Задание A | Где, согласно избранному тексту, находился митрополит Иосиф, когда сам совершал тайные богослужения и рукоположения?

Избранный текст |
============================================================

Митрополит Иосиф понимал, что советское государство не допустит существования истинной Церкви, и очевидно, также как и Патриарх Тихон, видел, что предел «политическим требованиям советской власти лежит за пределами верности Христу и Церкви», что легализация возможна лишь на таких условиях власти, когда от Церкви остается лишь пустая оболочка, а внешняя организация сохраняется за счет недопустимого компромисса с безбожием, и что у Церкви нет другого способа существования (status vivendi) в советском обществе, кроме подпольного, катакомбного. И будучи в Казахстанской ссылке, он сам совершал тайные богослужения и рукоположения (к уходу в катакомбы иосифляне готовились заранее[к2] ).

К этому пришли и все архиереи-исповедники. А епископ Нектарий с присущей ему откровенностью прямо сказал в лицо гонителям Церкви: «Нормальное положение Церкви при Советской власти может быть только в подполье. Быть верующим при существующей власти есть подвиг» (допрос 5 июня 1931 года).

Таким образом, фактически Церковь в своем отношении к богоборческой власти осталась на той позиции, которая была определена на Соборе в 1918 года.

(Здесь остаются еще несколько моментов, которые хотелось бы прояснить, но это отдельные темы[к3] ).

============================================================

Выдержка из данных |

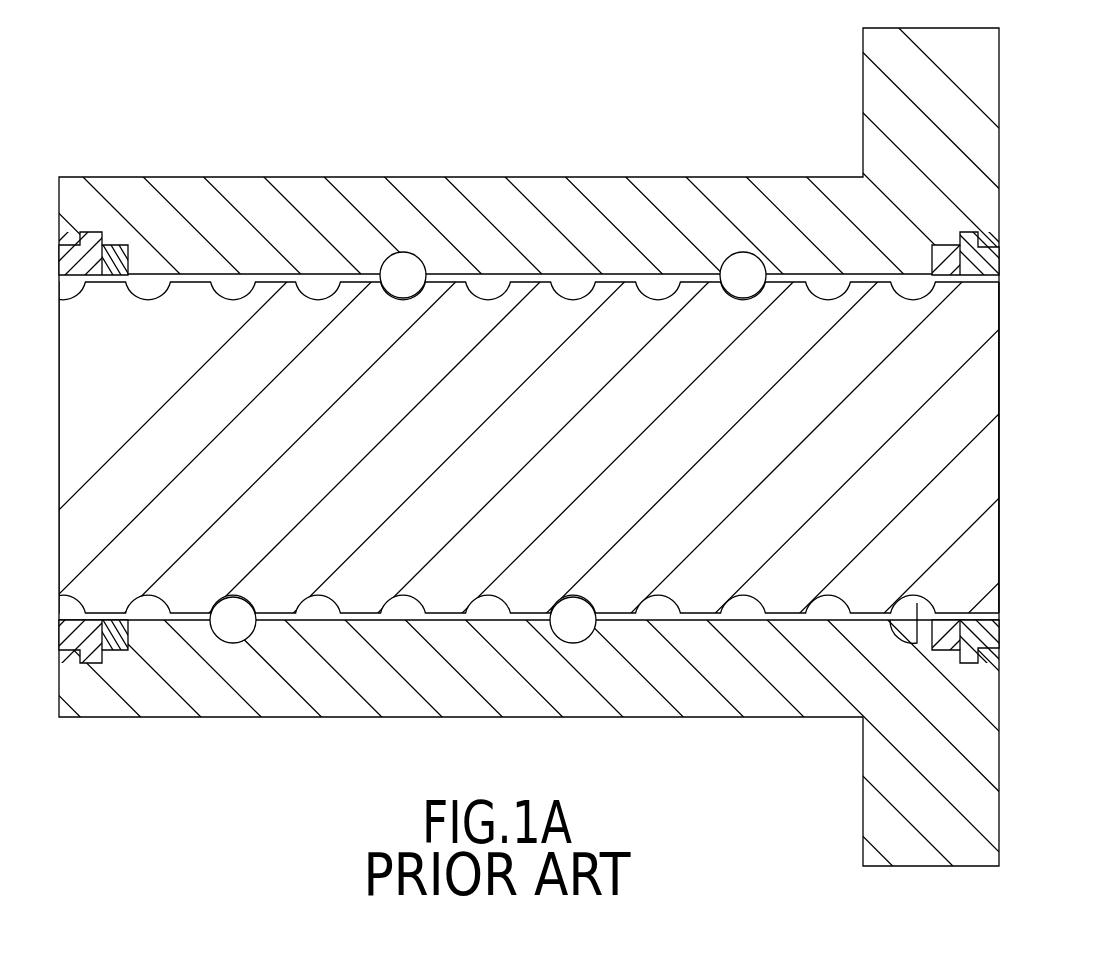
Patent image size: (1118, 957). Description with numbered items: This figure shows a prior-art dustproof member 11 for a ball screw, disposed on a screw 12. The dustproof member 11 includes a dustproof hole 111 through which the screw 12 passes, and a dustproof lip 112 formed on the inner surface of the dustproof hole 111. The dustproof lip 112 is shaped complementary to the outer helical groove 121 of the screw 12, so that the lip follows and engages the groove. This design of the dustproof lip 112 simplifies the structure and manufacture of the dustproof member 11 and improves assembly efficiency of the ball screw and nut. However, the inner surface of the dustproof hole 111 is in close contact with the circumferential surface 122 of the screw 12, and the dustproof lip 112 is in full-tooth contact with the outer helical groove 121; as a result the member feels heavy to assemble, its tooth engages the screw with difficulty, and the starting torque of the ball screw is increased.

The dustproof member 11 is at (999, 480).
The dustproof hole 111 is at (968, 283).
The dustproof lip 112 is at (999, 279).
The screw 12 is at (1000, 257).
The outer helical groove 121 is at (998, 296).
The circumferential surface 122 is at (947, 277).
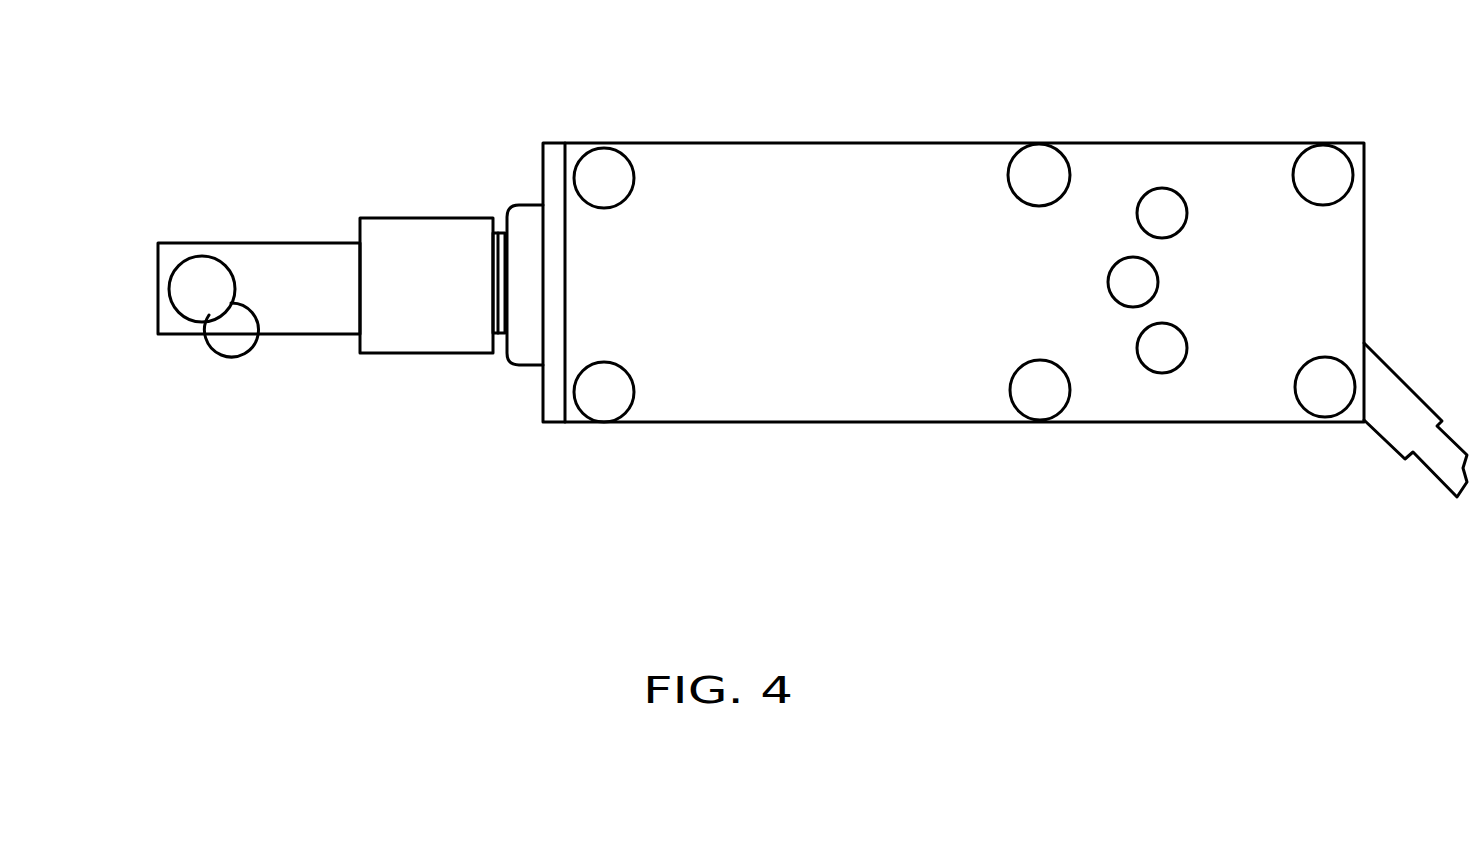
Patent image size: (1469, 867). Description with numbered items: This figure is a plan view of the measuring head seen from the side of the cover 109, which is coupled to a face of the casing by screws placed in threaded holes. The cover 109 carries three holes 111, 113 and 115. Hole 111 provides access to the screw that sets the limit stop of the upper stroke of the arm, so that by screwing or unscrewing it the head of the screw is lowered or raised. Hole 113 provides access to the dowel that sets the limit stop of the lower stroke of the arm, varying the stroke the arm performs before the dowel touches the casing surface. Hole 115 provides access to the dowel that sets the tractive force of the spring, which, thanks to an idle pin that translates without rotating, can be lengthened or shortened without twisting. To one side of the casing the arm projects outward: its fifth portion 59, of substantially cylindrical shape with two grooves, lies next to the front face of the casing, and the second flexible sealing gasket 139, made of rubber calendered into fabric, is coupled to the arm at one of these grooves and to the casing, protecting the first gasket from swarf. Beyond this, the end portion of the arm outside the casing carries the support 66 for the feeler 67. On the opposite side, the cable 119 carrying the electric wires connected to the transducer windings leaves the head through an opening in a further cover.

============================================================

Задание B | Перепишите записи с самого их начала до строки с «The screw 12 is at (1000, 257).» включительно, заменив «ball screw» на «lead screw» и оставив всё остальное без изменений. Изображения в ответ не включайте.

Полное решение A | В Казахстанской ссылке.

Полное решение B |
Patent image size: (1118, 957). Description with numbered items: This figure shows a prior-art dustproof member 11 for a lead screw, disposed on a screw 12. The dustproof member 11 includes a dustproof hole 111 through which the screw 12 passes, and a dustproof lip 112 formed on the inner surface of the dustproof hole 111. The dustproof lip 112 is shaped complementary to the outer helical groove 121 of the screw 12, so that the lip follows and engages the groove. This design of the dustproof lip 112 simplifies the structure and manufacture of the dustproof member 11 and improves assembly efficiency of the lead screw and nut. However, the inner surface of the dustproof hole 111 is in close contact with the circumferential surface 122 of the screw 12, and the dustproof lip 112 is in full-tooth contact with the outer helical groove 121; as a result the member feels heavy to assemble, its tooth engages the screw with difficulty, and the starting torque of the lead screw is increased.

The dustproof member 11 is at (999, 480).
The dustproof hole 111 is at (968, 283).
The dustproof lip 112 is at (999, 279).
The screw 12 is at (1000, 257).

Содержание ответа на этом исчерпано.